**What is expected**
Quote all entries exactly, leaving pictures aside.

**Data shown**
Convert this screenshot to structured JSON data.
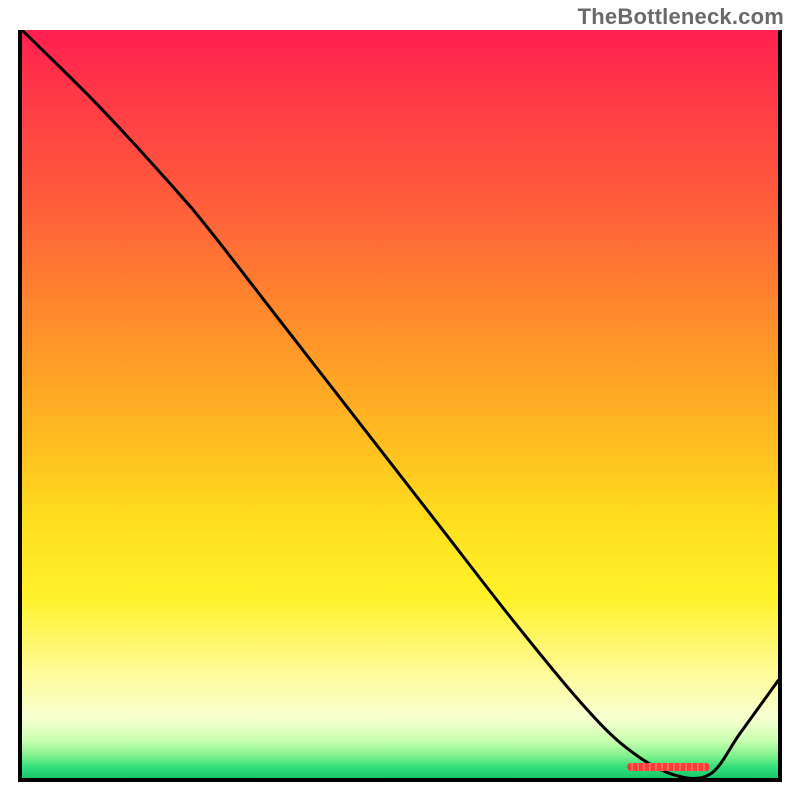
{
  "attribution": "TheBottleneck.com",
  "colors": {
    "curve": "#000000",
    "marker": "#ff3a3a",
    "axis": "#000000"
  },
  "chart_data": {
    "type": "line",
    "title": "",
    "xlabel": "",
    "ylabel": "",
    "xlim": [
      0,
      100
    ],
    "ylim": [
      0,
      100
    ],
    "grid": false,
    "legend": false,
    "x": [
      0,
      10,
      20,
      25,
      35,
      45,
      55,
      65,
      74,
      80,
      86,
      91,
      95,
      100
    ],
    "values": [
      100,
      90,
      79,
      73,
      60,
      47,
      34,
      21,
      10,
      4,
      0.5,
      0.5,
      6,
      13
    ],
    "optimum_range_x": [
      80,
      91
    ],
    "annotations": []
  }
}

**Full solution**
Convert this screenshot to structured JSON data.
{
  "attribution": "TheBottleneck.com",
  "colors": {
    "curve": "#000000",
    "marker": "#ff3a3a",
    "axis": "#000000"
  },
  "chart_data": {
    "type": "line",
    "title": "",
    "xlabel": "",
    "ylabel": "",
    "xlim": [
      0,
      100
    ],
    "ylim": [
      0,
      100
    ],
    "grid": false,
    "legend": false,
    "x": [
      0,
      10,
      20,
      25,
      35,
      45,
      55,
      65,
      74,
      80,
      86,
      91,
      95,
      100
    ],
    "values": [
      100,
      90,
      79,
      73,
      60,
      47,
      34,
      21,
      10,
      4,
      0.5,
      0.5,
      6,
      13
    ],
    "optimum_range_x": [
      80,
      91
    ],
    "annotations": []
  }
}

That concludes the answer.